Request – Write out the whole listing, matching it exactly.

[Collected data entries]
+++++

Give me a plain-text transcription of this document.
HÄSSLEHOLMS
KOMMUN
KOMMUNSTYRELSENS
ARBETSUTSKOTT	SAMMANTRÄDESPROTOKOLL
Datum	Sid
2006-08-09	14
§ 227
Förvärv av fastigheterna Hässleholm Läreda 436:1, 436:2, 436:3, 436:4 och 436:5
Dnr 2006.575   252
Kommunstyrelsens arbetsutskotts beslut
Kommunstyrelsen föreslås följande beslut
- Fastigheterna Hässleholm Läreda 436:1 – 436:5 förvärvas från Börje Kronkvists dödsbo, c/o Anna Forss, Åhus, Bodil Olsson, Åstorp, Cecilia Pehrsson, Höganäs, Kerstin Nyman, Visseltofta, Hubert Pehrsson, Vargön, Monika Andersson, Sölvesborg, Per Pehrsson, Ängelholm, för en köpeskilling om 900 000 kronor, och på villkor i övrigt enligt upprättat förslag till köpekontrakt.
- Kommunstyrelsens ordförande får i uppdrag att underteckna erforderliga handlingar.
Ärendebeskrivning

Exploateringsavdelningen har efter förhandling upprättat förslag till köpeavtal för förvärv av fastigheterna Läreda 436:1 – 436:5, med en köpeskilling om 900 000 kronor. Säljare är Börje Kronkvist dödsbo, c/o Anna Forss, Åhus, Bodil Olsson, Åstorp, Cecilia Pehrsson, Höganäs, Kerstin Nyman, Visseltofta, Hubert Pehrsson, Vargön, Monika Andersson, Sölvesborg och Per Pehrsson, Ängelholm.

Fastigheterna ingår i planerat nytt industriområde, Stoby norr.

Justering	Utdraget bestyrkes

+++++

Task result –
Give me a plain-text transcription of this document.
HÄSSLEHOLMS
KOMMUN
KOMMUNSTYRELSENS
ARBETSUTSKOTT	SAMMANTRÄDESPROTOKOLL
Datum	Sid
2006-08-09	14
§ 227
Förvärv av fastigheterna Hässleholm Läreda 436:1, 436:2, 436:3, 436:4 och 436:5
Dnr 2006.575   252
Kommunstyrelsens arbetsutskotts beslut
Kommunstyrelsen föreslås följande beslut
- Fastigheterna Hässleholm Läreda 436:1 – 436:5 förvärvas från Börje Kronkvists dödsbo, c/o Anna Forss, Åhus, Bodil Olsson, Åstorp, Cecilia Pehrsson, Höganäs, Kerstin Nyman, Visseltofta, Hubert Pehrsson, Vargön, Monika Andersson, Sölvesborg, Per Pehrsson, Ängelholm, för en köpeskilling om 900 000 kronor, och på villkor i övrigt enligt upprättat förslag till köpekontrakt.
- Kommunstyrelsens ordförande får i uppdrag att underteckna erforderliga handlingar.
Ärendebeskrivning

Exploateringsavdelningen har efter förhandling upprättat förslag till köpeavtal för förvärv av fastigheterna Läreda 436:1 – 436:5, med en köpeskilling om 900 000 kronor. Säljare är Börje Kronkvist dödsbo, c/o Anna Forss, Åhus, Bodil Olsson, Åstorp, Cecilia Pehrsson, Höganäs, Kerstin Nyman, Visseltofta, Hubert Pehrsson, Vargön, Monika Andersson, Sölvesborg och Per Pehrsson, Ängelholm.

Fastigheterna ingår i planerat nytt industriområde, Stoby norr.

Justering	Utdraget bestyrkes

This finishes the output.